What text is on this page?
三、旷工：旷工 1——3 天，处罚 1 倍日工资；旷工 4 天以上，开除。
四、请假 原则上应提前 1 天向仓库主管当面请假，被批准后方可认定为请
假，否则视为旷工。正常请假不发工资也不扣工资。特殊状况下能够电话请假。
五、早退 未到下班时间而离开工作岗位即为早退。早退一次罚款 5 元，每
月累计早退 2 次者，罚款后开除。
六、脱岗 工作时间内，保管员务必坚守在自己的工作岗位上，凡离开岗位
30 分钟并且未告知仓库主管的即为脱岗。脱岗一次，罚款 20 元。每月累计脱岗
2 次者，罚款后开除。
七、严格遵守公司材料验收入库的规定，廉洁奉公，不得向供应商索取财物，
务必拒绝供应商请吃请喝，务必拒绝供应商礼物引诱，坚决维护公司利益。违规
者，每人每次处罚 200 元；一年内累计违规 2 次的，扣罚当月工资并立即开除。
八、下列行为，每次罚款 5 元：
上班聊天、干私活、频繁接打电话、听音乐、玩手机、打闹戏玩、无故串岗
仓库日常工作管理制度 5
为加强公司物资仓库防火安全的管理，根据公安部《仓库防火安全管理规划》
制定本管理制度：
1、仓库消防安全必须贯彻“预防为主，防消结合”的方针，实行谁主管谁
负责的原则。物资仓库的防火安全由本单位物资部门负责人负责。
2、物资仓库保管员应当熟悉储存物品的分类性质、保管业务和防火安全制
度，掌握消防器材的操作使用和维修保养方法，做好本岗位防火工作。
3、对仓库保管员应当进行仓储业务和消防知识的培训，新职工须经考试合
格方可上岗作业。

**What you will do**
Return what is listed above, exactly and completely.

**Final result**
What text is on this page?
三、旷工：旷工 1——3 天，处罚 1 倍日工资；旷工 4 天以上，开除。
四、请假 原则上应提前 1 天向仓库主管当面请假，被批准后方可认定为请
假，否则视为旷工。正常请假不发工资也不扣工资。特殊状况下能够电话请假。
五、早退 未到下班时间而离开工作岗位即为早退。早退一次罚款 5 元，每
月累计早退 2 次者，罚款后开除。
六、脱岗 工作时间内，保管员务必坚守在自己的工作岗位上，凡离开岗位
30 分钟并且未告知仓库主管的即为脱岗。脱岗一次，罚款 20 元。每月累计脱岗
2 次者，罚款后开除。
七、严格遵守公司材料验收入库的规定，廉洁奉公，不得向供应商索取财物，
务必拒绝供应商请吃请喝，务必拒绝供应商礼物引诱，坚决维护公司利益。违规
者，每人每次处罚 200 元；一年内累计违规 2 次的，扣罚当月工资并立即开除。
八、下列行为，每次罚款 5 元：
上班聊天、干私活、频繁接打电话、听音乐、玩手机、打闹戏玩、无故串岗
仓库日常工作管理制度 5
为加强公司物资仓库防火安全的管理，根据公安部《仓库防火安全管理规划》
制定本管理制度：
1、仓库消防安全必须贯彻“预防为主，防消结合”的方针，实行谁主管谁
负责的原则。物资仓库的防火安全由本单位物资部门负责人负责。
2、物资仓库保管员应当熟悉储存物品的分类性质、保管业务和防火安全制
度，掌握消防器材的操作使用和维修保养方法，做好本岗位防火工作。
3、对仓库保管员应当进行仓储业务和消防知识的培训，新职工须经考试合
格方可上岗作业。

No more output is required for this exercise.